**Task to complete**
Work out how many lines of the listing hold the string "facility". Answer with that number alone.

## BEGIN

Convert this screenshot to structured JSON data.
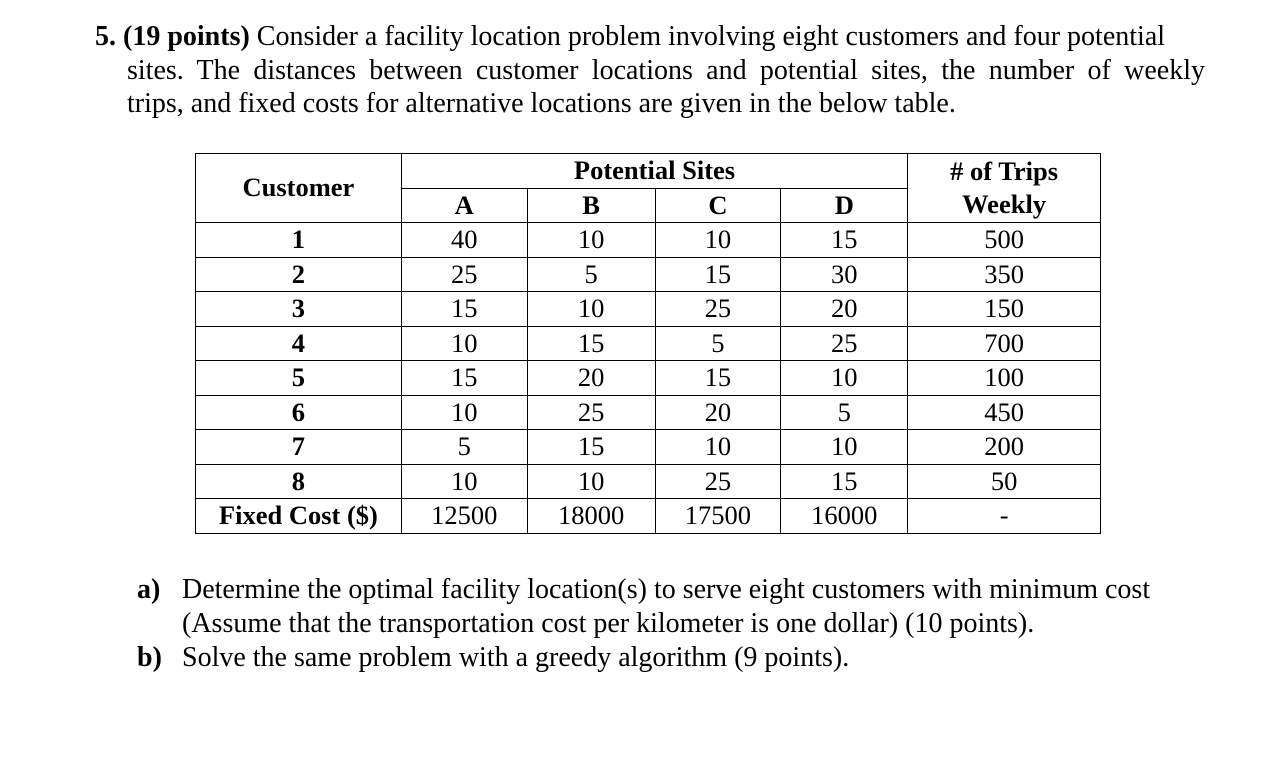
{
  "problem": {
    "number": "5.",
    "points": "(19 points)",
    "line1_rest": "Consider a facility location problem involving eight customers and four potential",
    "line2": "sites. The distances between customer locations and potential sites, the number of weekly",
    "line3": "trips, and fixed costs for alternative locations are given in the below table."
  },
  "table": {
    "customer_header": "Customer",
    "sites_header": "Potential Sites",
    "trips_header_line1": "# of Trips",
    "trips_header_line2": "Weekly",
    "site_labels": [
      "A",
      "B",
      "C",
      "D"
    ],
    "rows": [
      {
        "customer": "1",
        "a": "40",
        "b": "10",
        "c": "10",
        "d": "15",
        "trips": "500"
      },
      {
        "customer": "2",
        "a": "25",
        "b": "5",
        "c": "15",
        "d": "30",
        "trips": "350"
      },
      {
        "customer": "3",
        "a": "15",
        "b": "10",
        "c": "25",
        "d": "20",
        "trips": "150"
      },
      {
        "customer": "4",
        "a": "10",
        "b": "15",
        "c": "5",
        "d": "25",
        "trips": "700"
      },
      {
        "customer": "5",
        "a": "15",
        "b": "20",
        "c": "15",
        "d": "10",
        "trips": "100"
      },
      {
        "customer": "6",
        "a": "10",
        "b": "25",
        "c": "20",
        "d": "5",
        "trips": "450"
      },
      {
        "customer": "7",
        "a": "5",
        "b": "15",
        "c": "10",
        "d": "10",
        "trips": "200"
      },
      {
        "customer": "8",
        "a": "10",
        "b": "10",
        "c": "25",
        "d": "15",
        "trips": "50"
      }
    ],
    "fixed_cost": {
      "label": "Fixed Cost ($)",
      "a": "12500",
      "b": "18000",
      "c": "17500",
      "d": "16000",
      "trips": "-"
    }
  },
  "questions": [
    {
      "label": "a)",
      "line1": "Determine the optimal facility location(s) to serve eight customers with minimum cost",
      "line2": "(Assume that the transportation cost per kilometer is one dollar) (10 points)."
    },
    {
      "label": "b)",
      "line1": "Solve the same problem with a greedy algorithm (9 points).",
      "line2": ""
    }
  ]
}
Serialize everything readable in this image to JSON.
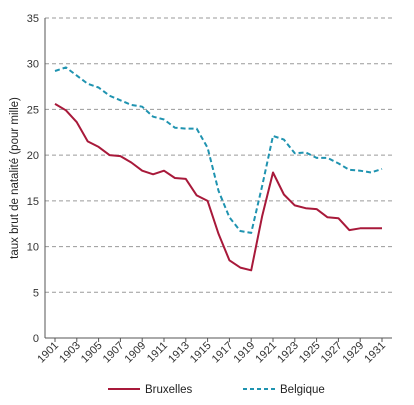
{
  "chart_data": {
    "type": "line",
    "ylabel": "taux brut de natalité (pour mille)",
    "xlabel": "",
    "ylim": [
      0,
      35
    ],
    "y_ticks": [
      0,
      5,
      10,
      15,
      20,
      25,
      30,
      35
    ],
    "x_range": [
      1901,
      1931
    ],
    "x_tick_labels": [
      "1901",
      "1903",
      "1905",
      "1907",
      "1909",
      "1911",
      "1913",
      "1915",
      "1917",
      "1919",
      "1921",
      "1923",
      "1925",
      "1927",
      "1929",
      "1931"
    ],
    "grid": "horizontal-dashed",
    "legend_position": "bottom",
    "x": [
      1901,
      1902,
      1903,
      1904,
      1905,
      1906,
      1907,
      1908,
      1909,
      1910,
      1911,
      1912,
      1913,
      1914,
      1915,
      1916,
      1917,
      1918,
      1919,
      1920,
      1921,
      1922,
      1923,
      1924,
      1925,
      1926,
      1927,
      1928,
      1929,
      1930,
      1931
    ],
    "series": [
      {
        "name": "Bruxelles",
        "color": "#a8193a",
        "style": "solid",
        "values": [
          25.6,
          24.9,
          23.6,
          21.5,
          20.9,
          20.0,
          19.9,
          19.2,
          18.3,
          17.9,
          18.3,
          17.5,
          17.4,
          15.6,
          15.0,
          11.4,
          8.5,
          7.7,
          7.4,
          13.3,
          18.1,
          15.7,
          14.5,
          14.2,
          14.1,
          13.2,
          13.1,
          11.8,
          12.0,
          12.0,
          12.0
        ]
      },
      {
        "name": "Belgique",
        "color": "#1f93b0",
        "style": "dashed",
        "values": [
          29.2,
          29.6,
          28.7,
          27.8,
          27.4,
          26.5,
          26.0,
          25.5,
          25.3,
          24.2,
          23.9,
          23.0,
          22.9,
          22.9,
          20.8,
          16.1,
          13.2,
          11.7,
          11.5,
          16.6,
          22.1,
          21.7,
          20.2,
          20.3,
          19.7,
          19.7,
          19.1,
          18.4,
          18.3,
          18.1,
          18.5
        ]
      }
    ]
  }
}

## END

**Task solution**
2